> _EXERCISE GOAL_
Write out all of the data without omission, exactly as shown.
start RECORDS SHOWN
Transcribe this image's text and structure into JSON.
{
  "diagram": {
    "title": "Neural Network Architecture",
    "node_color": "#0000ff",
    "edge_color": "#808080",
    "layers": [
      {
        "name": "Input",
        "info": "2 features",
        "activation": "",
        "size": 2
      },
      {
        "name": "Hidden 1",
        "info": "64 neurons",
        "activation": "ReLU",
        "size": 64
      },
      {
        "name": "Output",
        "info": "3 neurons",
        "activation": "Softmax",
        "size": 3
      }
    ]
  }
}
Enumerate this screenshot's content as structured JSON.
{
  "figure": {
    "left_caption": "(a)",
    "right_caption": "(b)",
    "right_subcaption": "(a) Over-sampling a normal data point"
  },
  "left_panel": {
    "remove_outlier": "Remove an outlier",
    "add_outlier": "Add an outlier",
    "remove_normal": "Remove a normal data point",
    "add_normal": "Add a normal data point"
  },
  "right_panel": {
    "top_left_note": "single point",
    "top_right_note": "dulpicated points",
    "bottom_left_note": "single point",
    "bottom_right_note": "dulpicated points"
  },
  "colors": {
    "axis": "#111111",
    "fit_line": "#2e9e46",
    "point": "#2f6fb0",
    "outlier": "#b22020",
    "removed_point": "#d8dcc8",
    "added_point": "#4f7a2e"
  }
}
end RECORDS SHOWN
> _FULL OUTPUT_
Transcribe this image's text and structure into JSON.
{
  "diagram": {
    "title": "Neural Network Architecture",
    "node_color": "#0000ff",
    "edge_color": "#808080",
    "layers": [
      {
        "name": "Input",
        "info": "2 features",
        "activation": "",
        "size": 2
      },
      {
        "name": "Hidden 1",
        "info": "64 neurons",
        "activation": "ReLU",
        "size": 64
      },
      {
        "name": "Output",
        "info": "3 neurons",
        "activation": "Softmax",
        "size": 3
      }
    ]
  }
}
Enumerate this screenshot's content as structured JSON.
{
  "figure": {
    "left_caption": "(a)",
    "right_caption": "(b)",
    "right_subcaption": "(a) Over-sampling a normal data point"
  },
  "left_panel": {
    "remove_outlier": "Remove an outlier",
    "add_outlier": "Add an outlier",
    "remove_normal": "Remove a normal data point",
    "add_normal": "Add a normal data point"
  },
  "right_panel": {
    "top_left_note": "single point",
    "top_right_note": "dulpicated points",
    "bottom_left_note": "single point",
    "bottom_right_note": "dulpicated points"
  },
  "colors": {
    "axis": "#111111",
    "fit_line": "#2e9e46",
    "point": "#2f6fb0",
    "outlier": "#b22020",
    "removed_point": "#d8dcc8",
    "added_point": "#4f7a2e"
  }
}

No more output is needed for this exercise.